## Brano
• • • • •

Vox aderisce alla campagna per riportare a casa le ragazze nigeriane rapite dagli integralisti islamici.
Le hanno rapite ormai tre mesi fa. Le hanno portate via da una scuola, che le ragazze raggiungevano con fatica e tenacia ogni mattina dai loro villaggi. Vivevano nei dintorni di Chibok, Nigeria, Nord est del Paese, una delle zone flagellate da anni da una guerra scatenata da un gruppo di integralisti islamici, la cui sigla, Boko Haram, tradotta significa “L’educazione occidentale è peccato”.
Erano 300, ma qualche decina di loro è riuscita a fuggire. Le altre, 276, sono rimaste nelle mani dei terroristi, che hanno decretato per loro un destino segnato: le venderanno, le trasformeranno in mogli schiave, loro, bambine 12/ 13enni che volevano a tutti i costi studiare. Intanto, le hanno convertite a forza.
“Bring back our girls”, si intitola la campagna Twitter lanciata in tutto il mondo da Malala Yousafzai, la ragazza pachistana vittima dei talebani, a cui hanno aderito migliaia di persone, tra cui Michelle Obama e papa Francesco. Riportateci le nostre ragazze, è il grido a cui aderisce anche Vox. Le nostre, sì le nostre ragazze. Perchè le giovani studentesse rapite da un pugno di fanatici ci raccontano una storia che deve diventare patrimonio e rivendicazione di tutti noi, gente dell’occidente, dell’oriente, del sud e del nord del mondo: cittadini, che hanno a cuore, ad ogni latitudine, la difesa dei diritti fondamentali della persona.
Gli integralisti “hanno rapito quelle ragazze per spezzare le loro aspirazioni”, ha dichiarato Michelle Obama. E una di loro, una delle ragazze sfuggite ai rapitori, la diciannovenne Sarah Lawan, ha raccontato di non riuscire a esprimere il terrore provato la notte in cui i miliziani la prelevarono assieme alle compagne dalla scuola. E di provare, oggi, troppa paura per tornare a studiare. Per i talebani di Boko Haram, e per i loro colleghi fanatici e crudeli che insanguinano le altre aree calde del pianeta, le bambine non devono andare a scuola. Le donne non hanno diritto a un’istruzione, devono tornare a nascondersi, rinchiuse nelle prigioni che matrimoni imposti a forza rappresentano. Nascoste al mondo da veli e burka, sottratte ai loro diritti. Ciò che questi fanatici odiano e maledicono dell’occidente è prima di tutto la libertà civile e sessuale della donna. Una libertà, che passa attraverso la possibilità di avere un’istruzione adeguata, una formazione che renda le donne, tutte, soggetti attivi del proprio meraviglioso potenziale umano. Per i talebani di ogni latitudine, questa è una prospettiva minacciosa, anzi aberrante. Ma combattere oggi una battaglia per il diritto alla libertà delle donne, il diritto alla loro istruzione, il diritto a non essere violentate e importunate, significa combattere una battaglia che ci parla dei diritti fondanti della civiltà.

• • • • •

## Righe del dataset
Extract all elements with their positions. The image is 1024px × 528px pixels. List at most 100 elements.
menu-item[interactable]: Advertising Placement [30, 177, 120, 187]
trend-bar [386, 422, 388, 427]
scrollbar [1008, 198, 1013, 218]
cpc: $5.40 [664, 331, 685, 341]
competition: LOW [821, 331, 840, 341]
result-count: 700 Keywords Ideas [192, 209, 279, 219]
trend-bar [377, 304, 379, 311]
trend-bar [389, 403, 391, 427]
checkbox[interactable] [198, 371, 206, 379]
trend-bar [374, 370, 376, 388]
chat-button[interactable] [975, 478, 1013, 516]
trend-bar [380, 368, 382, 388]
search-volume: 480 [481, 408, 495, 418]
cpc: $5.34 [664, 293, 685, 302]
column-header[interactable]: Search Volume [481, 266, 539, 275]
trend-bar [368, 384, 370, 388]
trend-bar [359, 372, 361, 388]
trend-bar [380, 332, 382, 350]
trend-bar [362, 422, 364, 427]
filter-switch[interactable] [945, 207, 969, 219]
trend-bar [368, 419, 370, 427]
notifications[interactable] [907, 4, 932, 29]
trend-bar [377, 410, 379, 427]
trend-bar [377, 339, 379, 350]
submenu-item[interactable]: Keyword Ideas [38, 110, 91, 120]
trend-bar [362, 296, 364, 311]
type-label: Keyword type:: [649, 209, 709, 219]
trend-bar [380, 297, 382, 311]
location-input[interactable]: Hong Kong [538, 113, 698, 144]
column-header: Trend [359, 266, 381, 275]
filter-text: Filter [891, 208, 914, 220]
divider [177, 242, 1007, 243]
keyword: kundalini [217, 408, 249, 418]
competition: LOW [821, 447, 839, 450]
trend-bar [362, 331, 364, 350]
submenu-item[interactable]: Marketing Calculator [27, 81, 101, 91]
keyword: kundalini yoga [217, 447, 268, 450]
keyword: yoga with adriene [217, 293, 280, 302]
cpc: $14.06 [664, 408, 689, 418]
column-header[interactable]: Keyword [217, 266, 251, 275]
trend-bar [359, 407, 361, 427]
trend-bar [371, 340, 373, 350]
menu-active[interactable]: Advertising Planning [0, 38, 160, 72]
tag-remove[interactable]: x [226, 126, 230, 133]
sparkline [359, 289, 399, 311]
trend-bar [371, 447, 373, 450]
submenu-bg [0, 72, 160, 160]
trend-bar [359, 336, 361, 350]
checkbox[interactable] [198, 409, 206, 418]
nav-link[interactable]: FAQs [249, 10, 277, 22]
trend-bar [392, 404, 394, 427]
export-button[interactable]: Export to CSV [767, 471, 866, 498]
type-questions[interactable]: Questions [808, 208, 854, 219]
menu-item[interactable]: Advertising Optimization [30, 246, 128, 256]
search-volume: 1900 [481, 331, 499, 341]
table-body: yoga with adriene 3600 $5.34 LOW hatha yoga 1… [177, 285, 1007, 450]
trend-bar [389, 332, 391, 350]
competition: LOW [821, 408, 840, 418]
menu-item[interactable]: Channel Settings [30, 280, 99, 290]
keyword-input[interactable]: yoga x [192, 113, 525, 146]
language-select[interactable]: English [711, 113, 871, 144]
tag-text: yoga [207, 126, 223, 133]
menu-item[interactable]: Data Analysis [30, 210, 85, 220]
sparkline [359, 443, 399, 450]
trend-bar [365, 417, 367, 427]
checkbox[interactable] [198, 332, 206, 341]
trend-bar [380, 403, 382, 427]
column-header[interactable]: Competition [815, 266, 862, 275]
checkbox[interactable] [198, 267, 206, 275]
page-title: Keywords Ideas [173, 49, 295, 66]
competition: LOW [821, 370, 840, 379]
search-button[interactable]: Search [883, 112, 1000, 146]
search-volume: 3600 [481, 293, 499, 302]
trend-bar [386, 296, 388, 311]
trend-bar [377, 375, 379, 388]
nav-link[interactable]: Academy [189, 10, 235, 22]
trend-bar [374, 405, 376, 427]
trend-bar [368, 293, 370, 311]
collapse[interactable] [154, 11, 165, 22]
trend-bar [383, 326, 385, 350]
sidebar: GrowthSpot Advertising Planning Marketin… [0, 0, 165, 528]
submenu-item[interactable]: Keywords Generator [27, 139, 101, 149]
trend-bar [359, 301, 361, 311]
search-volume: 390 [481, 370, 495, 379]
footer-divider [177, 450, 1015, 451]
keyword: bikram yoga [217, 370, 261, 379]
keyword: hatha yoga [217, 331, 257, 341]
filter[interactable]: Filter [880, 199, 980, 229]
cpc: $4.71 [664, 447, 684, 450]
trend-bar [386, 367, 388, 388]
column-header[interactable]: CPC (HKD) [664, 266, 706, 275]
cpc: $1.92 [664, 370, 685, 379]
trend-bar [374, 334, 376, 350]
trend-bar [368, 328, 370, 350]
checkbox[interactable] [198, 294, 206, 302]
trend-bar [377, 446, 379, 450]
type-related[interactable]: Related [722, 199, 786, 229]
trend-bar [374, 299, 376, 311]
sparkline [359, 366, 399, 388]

• • • • •

## Istruzioni
**a.** Riproduci senza modifiche, dal brano sulle studentesse rapite a Chibok, tutto il passo che va da "Vox aderisce alla" giù fino a "convertite a forza.".
**b.** Prosegui il brano sulle studentesse rapite a Chibok a partire dall'ultima frase riportata.

## Risposte
**a.**
Vox aderisce alla campagna per riportare a casa le ragazze nigeriane rapite dagli integralisti islamici.
Le hanno rapite ormai tre mesi fa. Le hanno portate via da una scuola, che le ragazze raggiungevano con fatica e tenacia ogni mattina dai loro villaggi. Vivevano nei dintorni di Chibok, Nigeria, Nord est del Paese, una delle zone flagellate da anni da una guerra scatenata da un gruppo di integralisti islamici, la cui sigla, Boko Haram, tradotta significa “L’educazione occidentale è peccato”.
Erano 300, ma qualche decina di loro è riuscita a fuggire. Le altre, 276, sono rimaste nelle mani dei terroristi, che hanno decretato per loro un destino segnato: le venderanno, le trasformeranno in mogli schiave, loro, bambine 12/ 13enni che volevano a tutti i costi studiare. Intanto, le hanno convertite a forza.

**b.**
IL FATTO
Lo scorso 14 aprile 276 liceali di una scuola femminile nel nord della Nigeria, tra i 12 e i 18 anni, sono state rapite da parte di Boko Haram, gruppo terrorista votato al fondamentalismo islamico (il termine in lingua hausa significa “l’educazione occidentale è peccato”).
Un’azione, nata contro la coraggiosa scelta di queste ragazze di costruirsi un futuro seguendo un percorso scolastico.
LA CAMPAGNA
Il sequestro delle ragazze ha suscitato critiche e compassione da parte di tutto il mondo. Tantissimi i personaggi del mondo della politica, dell’arte e della cultura che hanno espresso sostegno alla campagna, lanciata dalla giovane attivista pakistana Malala Yousafzai, e divenuta virale sui social media con l’hashtag #Bringbackourgirls.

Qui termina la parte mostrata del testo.